▶ Selected excerpt

[BEGIN]

You can find the complete source code for this heightmap example in
example/heightmap/heightmap.cpp.
Try it out for yourself using the make heightmap command.
First, install the library.
> make installAfter installation, you can write your own neural networks using the API described below. For examples of how to use the API, see the example directory. See example/CMakeLists.txt for an example of how to link against the library. To run the examples, use the following commands.
> make line
> make heightmapAs we saw in the examples, the atomic unit of the library is Tensor.
On top of Tensor, there are a number of additional utilities.
#include <tenadiff/tensor.hpp>
Tensor is responsible for performing the forward pass and building the compute
graph while doing so. The compute graph is constructed fresh for each forward pass
at runtime (like PyTorch and TensorFlow V2).
| Method | Description |
|---|---|
Tensor::create |
Create a new tensor. |
Tensor::shape |
Get the shape of the tensor. |
Tensor::at |
Get the element at a given multi-dimensional index. |
Tensor::broadcast |
Broadcast the tensor to an expanded shape. |
Tensor::transpose |
Transpose the tensor. |
Tensor::matmul |
Matrix multiply with another tensor. |
Tensor::add |
Element-wise add with another tensor. |
Tensor::sub |
Element-wise subtract another tensor from the current tensor. |
Tensor::relu |
ReLU activation. |
Tensor::softmax |
Apply the softmax function to the tensor. |
Tensor::pow |
Element-wise power of the tensor. |
Tensor::log |
Element-wise log of the tensor. |
Tensor::mul |
Element-wise multiply with another tensor. |
Tensor::neg |
Element-wise negation of the tensor. |
Tensor::sum |
Sum the tensor into a 1-dimensional tensor. |
Tensor::mean |
Take the mean of the tensor into a 1-dimensional tensor. |
Tensor::set_requires_grad |
Set whether the tensor requires a gradient during the backward pass. |
Tensor::requires_grad |
Check whether the tensor requires a gradient during the backward pass. |
Tensor::grad |
Get the gradient of the tensor from the last backward pass. |
Tensor::zero_grad |
Zero the gradient of the tensor. |
Tensor::compute_graph |
Get the compute graph rooted at the tensor. |
Tensor::update |
Update the tensor in-place using the gradient. |
#include <tenadiff/tensor.hpp>
Tensor::Init is a static class that provides methods for initializing new tensors using
random number distributions.

[END]

▶ Data rows
[BEGIN]

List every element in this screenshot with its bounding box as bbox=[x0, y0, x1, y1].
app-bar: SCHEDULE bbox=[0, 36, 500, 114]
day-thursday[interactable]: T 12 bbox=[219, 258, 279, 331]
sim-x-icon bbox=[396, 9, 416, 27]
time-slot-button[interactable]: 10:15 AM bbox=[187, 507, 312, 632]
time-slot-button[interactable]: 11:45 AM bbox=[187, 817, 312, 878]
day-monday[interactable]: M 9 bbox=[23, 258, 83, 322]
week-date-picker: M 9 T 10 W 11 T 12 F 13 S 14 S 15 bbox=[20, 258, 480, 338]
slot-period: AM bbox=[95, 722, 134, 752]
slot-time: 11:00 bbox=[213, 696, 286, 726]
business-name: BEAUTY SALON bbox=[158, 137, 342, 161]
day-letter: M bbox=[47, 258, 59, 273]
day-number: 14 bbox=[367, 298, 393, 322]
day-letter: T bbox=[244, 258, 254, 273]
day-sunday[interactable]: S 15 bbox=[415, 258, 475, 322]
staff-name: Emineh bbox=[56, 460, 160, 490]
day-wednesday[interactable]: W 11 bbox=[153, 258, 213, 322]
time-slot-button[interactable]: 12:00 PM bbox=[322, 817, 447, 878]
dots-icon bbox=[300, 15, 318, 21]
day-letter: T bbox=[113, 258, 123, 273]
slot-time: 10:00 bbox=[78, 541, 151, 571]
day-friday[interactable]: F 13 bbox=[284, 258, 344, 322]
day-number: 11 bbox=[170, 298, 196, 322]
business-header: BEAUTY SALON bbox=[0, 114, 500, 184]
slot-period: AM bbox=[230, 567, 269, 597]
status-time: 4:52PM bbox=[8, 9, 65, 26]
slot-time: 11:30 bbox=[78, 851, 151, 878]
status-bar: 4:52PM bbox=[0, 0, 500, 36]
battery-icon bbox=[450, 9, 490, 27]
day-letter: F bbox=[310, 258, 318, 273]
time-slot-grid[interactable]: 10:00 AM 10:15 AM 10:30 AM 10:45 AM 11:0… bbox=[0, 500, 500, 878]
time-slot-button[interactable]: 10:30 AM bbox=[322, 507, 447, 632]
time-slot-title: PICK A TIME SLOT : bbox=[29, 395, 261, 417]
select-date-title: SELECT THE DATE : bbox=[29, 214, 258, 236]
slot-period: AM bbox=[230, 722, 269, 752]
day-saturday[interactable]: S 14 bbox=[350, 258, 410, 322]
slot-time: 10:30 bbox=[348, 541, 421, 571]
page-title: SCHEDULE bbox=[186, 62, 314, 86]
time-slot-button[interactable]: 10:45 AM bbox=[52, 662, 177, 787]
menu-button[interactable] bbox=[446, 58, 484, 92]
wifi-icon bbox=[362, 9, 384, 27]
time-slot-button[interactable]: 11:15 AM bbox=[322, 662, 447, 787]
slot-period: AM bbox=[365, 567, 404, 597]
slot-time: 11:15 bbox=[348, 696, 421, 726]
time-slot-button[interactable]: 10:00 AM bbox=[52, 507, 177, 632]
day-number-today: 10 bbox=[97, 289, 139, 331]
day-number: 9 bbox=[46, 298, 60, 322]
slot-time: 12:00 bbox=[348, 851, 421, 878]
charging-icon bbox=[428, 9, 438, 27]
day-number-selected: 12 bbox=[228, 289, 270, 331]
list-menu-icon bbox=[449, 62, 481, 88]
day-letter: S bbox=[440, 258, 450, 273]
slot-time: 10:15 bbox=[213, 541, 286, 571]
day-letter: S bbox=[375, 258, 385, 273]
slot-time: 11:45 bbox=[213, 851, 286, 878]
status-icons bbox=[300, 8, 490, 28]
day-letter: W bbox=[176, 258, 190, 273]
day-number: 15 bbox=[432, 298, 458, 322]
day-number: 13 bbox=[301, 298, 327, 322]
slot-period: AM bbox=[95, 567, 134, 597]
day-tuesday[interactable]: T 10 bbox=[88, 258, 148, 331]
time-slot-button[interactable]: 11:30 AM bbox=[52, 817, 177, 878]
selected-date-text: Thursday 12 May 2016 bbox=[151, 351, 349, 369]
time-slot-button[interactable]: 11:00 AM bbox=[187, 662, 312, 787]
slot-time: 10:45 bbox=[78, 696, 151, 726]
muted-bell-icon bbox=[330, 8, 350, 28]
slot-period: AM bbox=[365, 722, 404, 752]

[END]

▶ Required work
Write the next part of the tensor library documentation, continuing after its last sentence.

▶ Final result
| Method | Description |
|---|---|
Tensor::Init::uniform |
Initialize a new tensor with a uniform distribution. |
Tensor::Init::kaiming_uniform |
Initialize a new tensor with a Kaiming uniform distribution. |
#include <tenadiff/compute_graph.hpp>
ComputeGraph represents the computation of a neural network. The graph consists
of linked ComputeGraphData and ComputeGraphOperation nodes. ComputeGraphData
represents a Tensor in the graph. ComputeGraphOperation represents an operation
between data nodes, such as Tensor::add. Tensor is responsible for building the
graph during the forward pass. ComputeGraph is responsible for resetting the graph
between passes, and handles propagating gradients backwards through the graph.
Check out the include/compute_graph.hpp header for details on the graph's structure and ownership model.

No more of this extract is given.